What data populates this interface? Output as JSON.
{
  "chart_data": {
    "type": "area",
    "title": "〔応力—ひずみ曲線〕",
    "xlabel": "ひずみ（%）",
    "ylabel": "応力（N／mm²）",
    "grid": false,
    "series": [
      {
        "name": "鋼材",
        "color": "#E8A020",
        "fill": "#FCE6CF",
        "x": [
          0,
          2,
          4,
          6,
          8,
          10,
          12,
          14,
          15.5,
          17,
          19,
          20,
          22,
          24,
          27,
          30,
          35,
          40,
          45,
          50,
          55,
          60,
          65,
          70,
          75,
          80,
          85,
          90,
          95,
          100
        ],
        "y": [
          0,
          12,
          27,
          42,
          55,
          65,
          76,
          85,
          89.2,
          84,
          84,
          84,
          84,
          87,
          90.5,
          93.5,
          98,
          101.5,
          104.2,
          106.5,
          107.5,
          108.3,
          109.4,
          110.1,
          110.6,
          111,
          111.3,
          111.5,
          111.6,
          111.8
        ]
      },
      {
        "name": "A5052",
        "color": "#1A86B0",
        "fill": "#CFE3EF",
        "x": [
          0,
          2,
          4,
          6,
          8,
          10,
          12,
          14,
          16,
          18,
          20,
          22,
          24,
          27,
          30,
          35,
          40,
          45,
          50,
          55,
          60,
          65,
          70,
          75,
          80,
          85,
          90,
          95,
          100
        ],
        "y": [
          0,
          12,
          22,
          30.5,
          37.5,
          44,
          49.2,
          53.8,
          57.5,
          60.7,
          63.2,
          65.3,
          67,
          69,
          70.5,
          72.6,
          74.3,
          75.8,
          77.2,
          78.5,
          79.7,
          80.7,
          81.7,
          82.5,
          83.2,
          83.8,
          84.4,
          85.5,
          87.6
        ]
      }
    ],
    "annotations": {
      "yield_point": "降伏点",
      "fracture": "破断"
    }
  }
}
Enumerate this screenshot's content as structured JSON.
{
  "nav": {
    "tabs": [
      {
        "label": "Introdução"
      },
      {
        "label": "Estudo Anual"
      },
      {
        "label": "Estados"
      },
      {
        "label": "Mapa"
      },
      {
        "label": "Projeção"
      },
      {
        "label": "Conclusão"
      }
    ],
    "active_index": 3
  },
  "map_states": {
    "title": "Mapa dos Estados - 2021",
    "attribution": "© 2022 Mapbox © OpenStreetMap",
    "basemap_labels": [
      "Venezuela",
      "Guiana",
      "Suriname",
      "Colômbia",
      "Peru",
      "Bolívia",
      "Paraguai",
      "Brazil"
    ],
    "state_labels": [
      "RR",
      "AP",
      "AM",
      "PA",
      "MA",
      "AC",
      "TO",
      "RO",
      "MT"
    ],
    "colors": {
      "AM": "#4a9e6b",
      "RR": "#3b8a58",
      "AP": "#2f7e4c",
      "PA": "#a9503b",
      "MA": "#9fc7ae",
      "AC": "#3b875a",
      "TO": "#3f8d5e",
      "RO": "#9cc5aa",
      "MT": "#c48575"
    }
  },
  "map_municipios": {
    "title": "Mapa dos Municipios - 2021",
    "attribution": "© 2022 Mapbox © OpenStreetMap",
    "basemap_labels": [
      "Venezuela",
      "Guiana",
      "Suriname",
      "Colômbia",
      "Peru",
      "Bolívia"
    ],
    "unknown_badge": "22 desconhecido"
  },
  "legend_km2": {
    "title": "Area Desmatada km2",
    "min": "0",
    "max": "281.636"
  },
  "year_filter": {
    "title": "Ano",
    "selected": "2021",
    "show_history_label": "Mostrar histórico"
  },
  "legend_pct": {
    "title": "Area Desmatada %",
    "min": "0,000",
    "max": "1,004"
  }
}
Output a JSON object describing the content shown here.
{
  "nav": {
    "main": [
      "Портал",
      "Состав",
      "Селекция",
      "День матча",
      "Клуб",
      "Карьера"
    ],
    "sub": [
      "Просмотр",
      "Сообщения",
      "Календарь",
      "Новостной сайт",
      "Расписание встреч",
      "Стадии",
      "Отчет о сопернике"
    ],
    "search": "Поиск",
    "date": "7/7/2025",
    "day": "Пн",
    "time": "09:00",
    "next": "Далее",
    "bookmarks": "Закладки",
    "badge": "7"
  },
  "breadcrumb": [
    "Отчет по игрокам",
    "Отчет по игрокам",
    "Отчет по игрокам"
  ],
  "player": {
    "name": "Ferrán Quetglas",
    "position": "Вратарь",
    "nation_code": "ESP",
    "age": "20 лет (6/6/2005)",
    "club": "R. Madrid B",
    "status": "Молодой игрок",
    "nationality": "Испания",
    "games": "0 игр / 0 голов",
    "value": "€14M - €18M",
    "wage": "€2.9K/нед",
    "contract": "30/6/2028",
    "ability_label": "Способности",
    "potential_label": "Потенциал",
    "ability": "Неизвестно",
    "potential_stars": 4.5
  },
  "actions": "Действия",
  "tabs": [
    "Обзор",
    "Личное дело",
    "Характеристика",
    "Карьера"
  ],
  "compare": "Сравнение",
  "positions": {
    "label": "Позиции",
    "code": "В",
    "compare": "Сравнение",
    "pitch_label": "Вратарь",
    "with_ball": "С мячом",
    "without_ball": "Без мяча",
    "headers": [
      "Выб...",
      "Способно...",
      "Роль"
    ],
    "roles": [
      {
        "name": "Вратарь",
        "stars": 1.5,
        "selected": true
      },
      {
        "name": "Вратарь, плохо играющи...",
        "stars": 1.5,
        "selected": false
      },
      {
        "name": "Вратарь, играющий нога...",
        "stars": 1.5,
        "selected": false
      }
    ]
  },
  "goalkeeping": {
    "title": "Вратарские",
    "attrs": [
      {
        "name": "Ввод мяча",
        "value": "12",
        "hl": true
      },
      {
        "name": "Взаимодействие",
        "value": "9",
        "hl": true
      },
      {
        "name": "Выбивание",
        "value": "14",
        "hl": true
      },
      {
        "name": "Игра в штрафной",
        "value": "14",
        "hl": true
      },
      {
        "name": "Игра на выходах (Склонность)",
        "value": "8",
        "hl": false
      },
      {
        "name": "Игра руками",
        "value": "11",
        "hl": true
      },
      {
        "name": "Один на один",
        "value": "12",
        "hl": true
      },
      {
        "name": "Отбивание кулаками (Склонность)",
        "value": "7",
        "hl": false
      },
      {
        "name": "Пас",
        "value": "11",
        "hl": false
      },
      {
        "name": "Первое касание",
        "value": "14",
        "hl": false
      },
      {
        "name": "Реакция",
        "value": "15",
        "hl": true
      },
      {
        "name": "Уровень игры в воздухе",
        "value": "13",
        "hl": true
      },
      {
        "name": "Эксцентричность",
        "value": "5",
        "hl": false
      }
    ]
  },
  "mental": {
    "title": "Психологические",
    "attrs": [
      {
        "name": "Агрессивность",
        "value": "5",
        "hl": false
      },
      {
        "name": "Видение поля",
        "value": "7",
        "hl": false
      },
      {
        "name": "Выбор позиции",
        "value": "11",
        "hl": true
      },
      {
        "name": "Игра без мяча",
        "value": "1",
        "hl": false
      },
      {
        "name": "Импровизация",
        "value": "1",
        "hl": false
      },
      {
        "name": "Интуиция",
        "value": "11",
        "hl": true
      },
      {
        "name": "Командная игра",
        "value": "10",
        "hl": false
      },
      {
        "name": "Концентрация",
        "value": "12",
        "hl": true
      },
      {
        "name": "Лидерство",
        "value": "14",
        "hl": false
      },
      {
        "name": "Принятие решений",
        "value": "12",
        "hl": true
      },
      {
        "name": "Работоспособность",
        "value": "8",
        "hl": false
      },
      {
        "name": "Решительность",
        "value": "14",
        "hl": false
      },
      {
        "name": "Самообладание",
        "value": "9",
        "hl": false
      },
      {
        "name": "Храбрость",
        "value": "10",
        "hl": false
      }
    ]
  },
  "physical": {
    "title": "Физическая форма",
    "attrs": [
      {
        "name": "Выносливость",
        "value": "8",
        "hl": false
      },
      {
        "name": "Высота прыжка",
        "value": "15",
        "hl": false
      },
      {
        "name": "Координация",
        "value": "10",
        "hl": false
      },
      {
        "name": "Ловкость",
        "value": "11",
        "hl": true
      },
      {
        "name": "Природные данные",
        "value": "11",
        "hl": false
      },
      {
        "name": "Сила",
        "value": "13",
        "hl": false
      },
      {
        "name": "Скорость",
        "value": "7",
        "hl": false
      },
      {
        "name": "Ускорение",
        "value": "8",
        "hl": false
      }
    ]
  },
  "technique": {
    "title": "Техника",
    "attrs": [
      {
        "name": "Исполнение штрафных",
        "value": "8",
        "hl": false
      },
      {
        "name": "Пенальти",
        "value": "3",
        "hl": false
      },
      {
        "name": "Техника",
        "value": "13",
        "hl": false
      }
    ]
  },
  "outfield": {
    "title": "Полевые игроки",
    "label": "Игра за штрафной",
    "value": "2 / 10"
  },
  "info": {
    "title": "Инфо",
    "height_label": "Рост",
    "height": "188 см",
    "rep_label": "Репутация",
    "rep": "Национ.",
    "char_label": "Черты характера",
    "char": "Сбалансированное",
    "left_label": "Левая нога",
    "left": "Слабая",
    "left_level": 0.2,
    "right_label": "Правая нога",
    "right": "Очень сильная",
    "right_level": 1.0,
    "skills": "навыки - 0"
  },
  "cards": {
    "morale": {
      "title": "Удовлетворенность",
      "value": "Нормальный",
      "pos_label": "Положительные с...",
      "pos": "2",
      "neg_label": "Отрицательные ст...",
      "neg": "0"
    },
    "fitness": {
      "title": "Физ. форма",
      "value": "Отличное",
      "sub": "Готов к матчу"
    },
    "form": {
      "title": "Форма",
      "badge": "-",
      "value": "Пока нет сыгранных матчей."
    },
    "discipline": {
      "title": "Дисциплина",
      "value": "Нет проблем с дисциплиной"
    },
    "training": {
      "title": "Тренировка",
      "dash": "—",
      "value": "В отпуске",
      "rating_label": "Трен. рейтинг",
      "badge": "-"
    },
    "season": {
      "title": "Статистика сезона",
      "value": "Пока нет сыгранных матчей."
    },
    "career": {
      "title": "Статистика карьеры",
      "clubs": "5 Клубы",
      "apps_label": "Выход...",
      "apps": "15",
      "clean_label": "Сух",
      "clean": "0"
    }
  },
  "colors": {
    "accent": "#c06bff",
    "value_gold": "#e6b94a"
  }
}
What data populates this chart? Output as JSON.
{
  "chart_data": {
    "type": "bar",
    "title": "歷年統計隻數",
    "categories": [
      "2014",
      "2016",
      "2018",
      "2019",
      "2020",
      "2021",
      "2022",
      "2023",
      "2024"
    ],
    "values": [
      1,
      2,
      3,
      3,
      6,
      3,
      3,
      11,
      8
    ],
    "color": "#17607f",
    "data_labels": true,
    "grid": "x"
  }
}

==================================================

▶ [EXERCISE BRIEF]: Only the lines from the one that contains "What data populates this chart?" to the end of the data should be output, exactly as they appear.

▶ [OUTPUT FOR THIS TASK]:
What data populates this chart? Output as JSON.
{
  "chart_data": {
    "type": "bar",
    "title": "歷年統計隻數",
    "categories": [
      "2014",
      "2016",
      "2018",
      "2019",
      "2020",
      "2021",
      "2022",
      "2023",
      "2024"
    ],
    "values": [
      1,
      2,
      3,
      3,
      6,
      3,
      3,
      11,
      8
    ],
    "color": "#17607f",
    "data_labels": true,
    "grid": "x"
  }
}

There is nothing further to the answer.